** START **
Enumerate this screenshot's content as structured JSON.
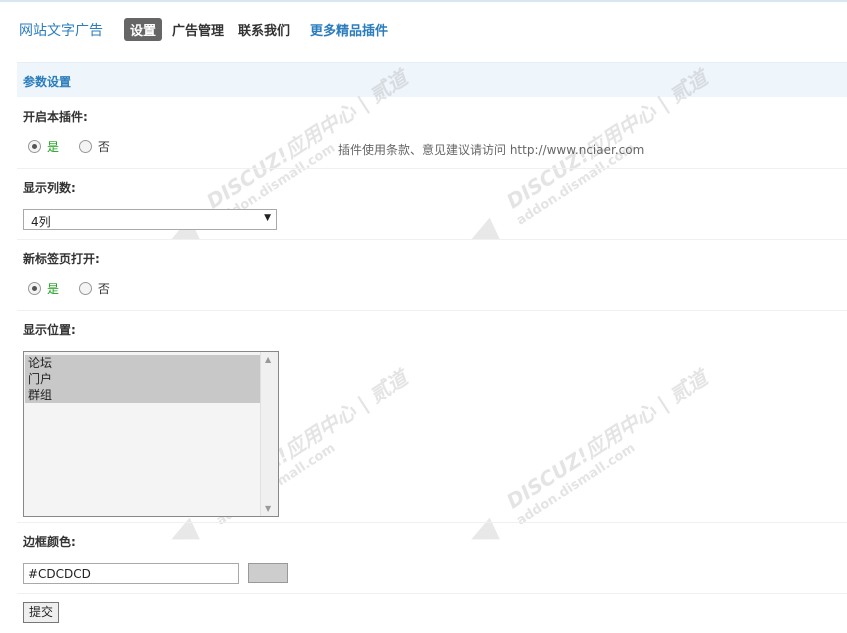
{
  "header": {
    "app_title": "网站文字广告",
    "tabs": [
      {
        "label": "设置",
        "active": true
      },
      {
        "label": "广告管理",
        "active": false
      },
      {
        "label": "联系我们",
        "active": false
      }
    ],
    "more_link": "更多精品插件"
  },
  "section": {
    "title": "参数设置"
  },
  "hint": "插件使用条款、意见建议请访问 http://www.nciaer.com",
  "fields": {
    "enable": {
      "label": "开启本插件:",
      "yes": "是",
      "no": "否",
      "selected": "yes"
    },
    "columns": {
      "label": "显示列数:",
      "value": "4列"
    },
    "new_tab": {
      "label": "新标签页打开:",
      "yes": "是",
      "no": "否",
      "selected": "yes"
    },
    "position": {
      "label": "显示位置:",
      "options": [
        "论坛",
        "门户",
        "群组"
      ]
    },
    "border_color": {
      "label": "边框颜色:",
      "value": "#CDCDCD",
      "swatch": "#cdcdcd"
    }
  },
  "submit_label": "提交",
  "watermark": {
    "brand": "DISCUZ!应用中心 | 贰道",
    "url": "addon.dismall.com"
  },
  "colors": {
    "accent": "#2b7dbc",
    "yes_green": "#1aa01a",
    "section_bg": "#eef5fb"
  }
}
** END **
Work instructions: Your task is to set down the records shown above exactly, minus any pictures.

Answer to the exercise:
Enumerate this screenshot's content as structured JSON.
{
  "header": {
    "app_title": "网站文字广告",
    "tabs": [
      {
        "label": "设置",
        "active": true
      },
      {
        "label": "广告管理",
        "active": false
      },
      {
        "label": "联系我们",
        "active": false
      }
    ],
    "more_link": "更多精品插件"
  },
  "section": {
    "title": "参数设置"
  },
  "hint": "插件使用条款、意见建议请访问 http://www.nciaer.com",
  "fields": {
    "enable": {
      "label": "开启本插件:",
      "yes": "是",
      "no": "否",
      "selected": "yes"
    },
    "columns": {
      "label": "显示列数:",
      "value": "4列"
    },
    "new_tab": {
      "label": "新标签页打开:",
      "yes": "是",
      "no": "否",
      "selected": "yes"
    },
    "position": {
      "label": "显示位置:",
      "options": [
        "论坛",
        "门户",
        "群组"
      ]
    },
    "border_color": {
      "label": "边框颜色:",
      "value": "#CDCDCD",
      "swatch": "#cdcdcd"
    }
  },
  "submit_label": "提交",
  "watermark": {
    "brand": "DISCUZ!应用中心 | 贰道",
    "url": "addon.dismall.com"
  },
  "colors": {
    "accent": "#2b7dbc",
    "yes_green": "#1aa01a",
    "section_bg": "#eef5fb"
  }
}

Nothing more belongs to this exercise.